------ Available data ------
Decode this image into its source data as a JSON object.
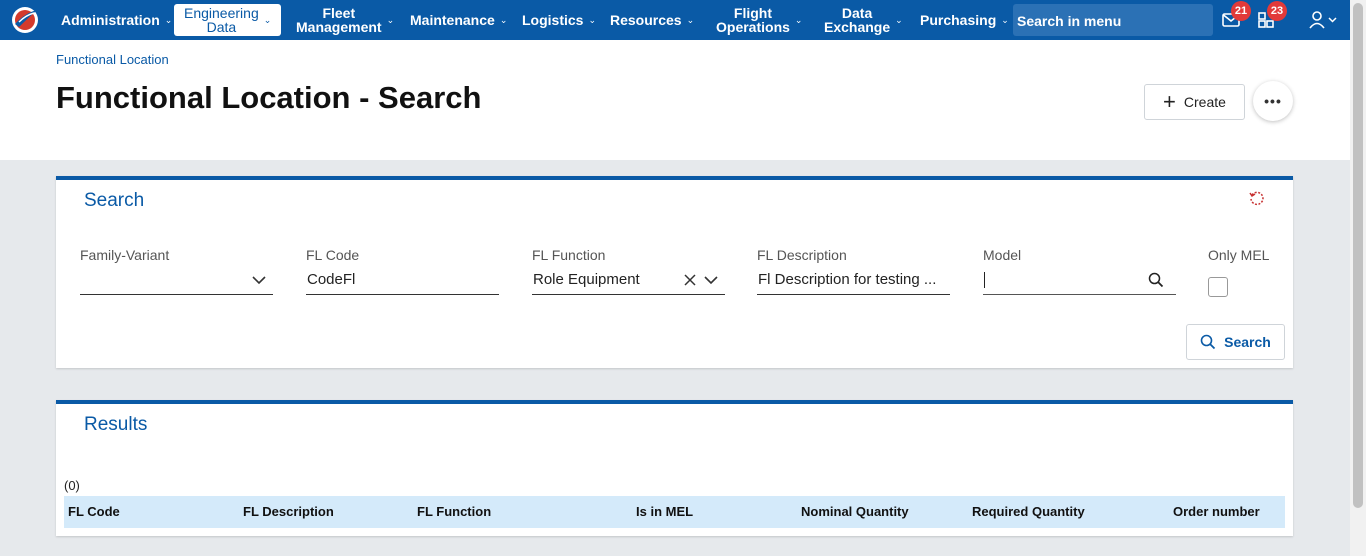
{
  "colors": {
    "brand": "#0a5aa6",
    "badge": "#e23a3a",
    "table_header_bg": "#d4eafa"
  },
  "nav": {
    "items": [
      {
        "label": "Administration"
      },
      {
        "label": "Engineering\nData",
        "active": true
      },
      {
        "label": "Fleet\nManagement"
      },
      {
        "label": "Maintenance"
      },
      {
        "label": "Logistics"
      },
      {
        "label": "Resources"
      },
      {
        "label": "Flight\nOperations"
      },
      {
        "label": "Data\nExchange"
      },
      {
        "label": "Purchasing"
      }
    ],
    "search_placeholder": "Search in menu",
    "mail_count": "21",
    "tasks_count": "23"
  },
  "breadcrumb": "Functional Location",
  "page_title": "Functional Location - Search",
  "actions": {
    "create_label": "Create"
  },
  "search": {
    "title": "Search",
    "fields": [
      {
        "label": "Family-Variant",
        "value": ""
      },
      {
        "label": "FL Code",
        "value": "CodeFl"
      },
      {
        "label": "FL Function",
        "value": "Role Equipment"
      },
      {
        "label": "FL Description",
        "value": "Fl Description for testing ..."
      },
      {
        "label": "Model",
        "value": ""
      },
      {
        "label": "Only MEL",
        "checked": false
      }
    ],
    "button_label": "Search"
  },
  "results": {
    "title": "Results",
    "count": "(0)",
    "columns": [
      "FL Code",
      "FL Description",
      "FL Function",
      "Is in MEL",
      "Nominal Quantity",
      "Required Quantity",
      "Order number"
    ]
  }
}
------
*Instructions for the task*. Quote all of the entries word for word, omitting any pictures.

*Problem solution*.
Decode this image into its source data as a JSON object.
{
  "colors": {
    "brand": "#0a5aa6",
    "badge": "#e23a3a",
    "table_header_bg": "#d4eafa"
  },
  "nav": {
    "items": [
      {
        "label": "Administration"
      },
      {
        "label": "Engineering\nData",
        "active": true
      },
      {
        "label": "Fleet\nManagement"
      },
      {
        "label": "Maintenance"
      },
      {
        "label": "Logistics"
      },
      {
        "label": "Resources"
      },
      {
        "label": "Flight\nOperations"
      },
      {
        "label": "Data\nExchange"
      },
      {
        "label": "Purchasing"
      }
    ],
    "search_placeholder": "Search in menu",
    "mail_count": "21",
    "tasks_count": "23"
  },
  "breadcrumb": "Functional Location",
  "page_title": "Functional Location - Search",
  "actions": {
    "create_label": "Create"
  },
  "search": {
    "title": "Search",
    "fields": [
      {
        "label": "Family-Variant",
        "value": ""
      },
      {
        "label": "FL Code",
        "value": "CodeFl"
      },
      {
        "label": "FL Function",
        "value": "Role Equipment"
      },
      {
        "label": "FL Description",
        "value": "Fl Description for testing ..."
      },
      {
        "label": "Model",
        "value": ""
      },
      {
        "label": "Only MEL",
        "checked": false
      }
    ],
    "button_label": "Search"
  },
  "results": {
    "title": "Results",
    "count": "(0)",
    "columns": [
      "FL Code",
      "FL Description",
      "FL Function",
      "Is in MEL",
      "Nominal Quantity",
      "Required Quantity",
      "Order number"
    ]
  }
}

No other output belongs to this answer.